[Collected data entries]
━━━━━━━━

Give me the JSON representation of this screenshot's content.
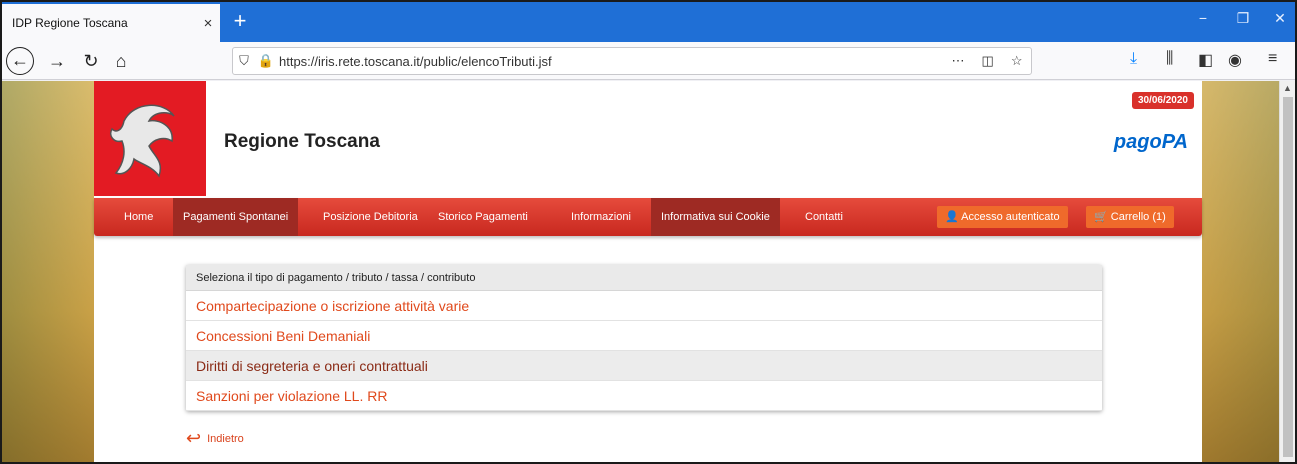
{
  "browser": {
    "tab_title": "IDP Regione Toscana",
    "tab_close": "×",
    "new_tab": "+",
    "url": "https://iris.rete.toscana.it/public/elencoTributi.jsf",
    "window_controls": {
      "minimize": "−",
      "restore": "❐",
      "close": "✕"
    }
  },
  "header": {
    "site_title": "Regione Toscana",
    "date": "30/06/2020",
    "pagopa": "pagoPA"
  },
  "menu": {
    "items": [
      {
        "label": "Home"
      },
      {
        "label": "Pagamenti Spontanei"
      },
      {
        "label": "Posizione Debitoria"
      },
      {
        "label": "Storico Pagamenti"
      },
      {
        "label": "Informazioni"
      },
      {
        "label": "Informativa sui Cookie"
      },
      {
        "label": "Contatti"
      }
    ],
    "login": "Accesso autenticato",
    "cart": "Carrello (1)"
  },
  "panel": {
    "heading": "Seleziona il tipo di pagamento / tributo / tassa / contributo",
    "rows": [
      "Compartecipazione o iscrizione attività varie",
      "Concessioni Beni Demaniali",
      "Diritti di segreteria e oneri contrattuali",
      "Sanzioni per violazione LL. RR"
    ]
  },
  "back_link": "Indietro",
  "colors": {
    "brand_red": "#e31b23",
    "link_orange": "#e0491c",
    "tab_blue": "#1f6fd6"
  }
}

━━━━━━━━

> [Directive]: Images should not appear in the copy; retype the listing above exactly.

> [Answer to this task]:
Give me the JSON representation of this screenshot's content.
{
  "browser": {
    "tab_title": "IDP Regione Toscana",
    "tab_close": "×",
    "new_tab": "+",
    "url": "https://iris.rete.toscana.it/public/elencoTributi.jsf",
    "window_controls": {
      "minimize": "−",
      "restore": "❐",
      "close": "✕"
    }
  },
  "header": {
    "site_title": "Regione Toscana",
    "date": "30/06/2020",
    "pagopa": "pagoPA"
  },
  "menu": {
    "items": [
      {
        "label": "Home"
      },
      {
        "label": "Pagamenti Spontanei"
      },
      {
        "label": "Posizione Debitoria"
      },
      {
        "label": "Storico Pagamenti"
      },
      {
        "label": "Informazioni"
      },
      {
        "label": "Informativa sui Cookie"
      },
      {
        "label": "Contatti"
      }
    ],
    "login": "Accesso autenticato",
    "cart": "Carrello (1)"
  },
  "panel": {
    "heading": "Seleziona il tipo di pagamento / tributo / tassa / contributo",
    "rows": [
      "Compartecipazione o iscrizione attività varie",
      "Concessioni Beni Demaniali",
      "Diritti di segreteria e oneri contrattuali",
      "Sanzioni per violazione LL. RR"
    ]
  },
  "back_link": "Indietro",
  "colors": {
    "brand_red": "#e31b23",
    "link_orange": "#e0491c",
    "tab_blue": "#1f6fd6"
  }
}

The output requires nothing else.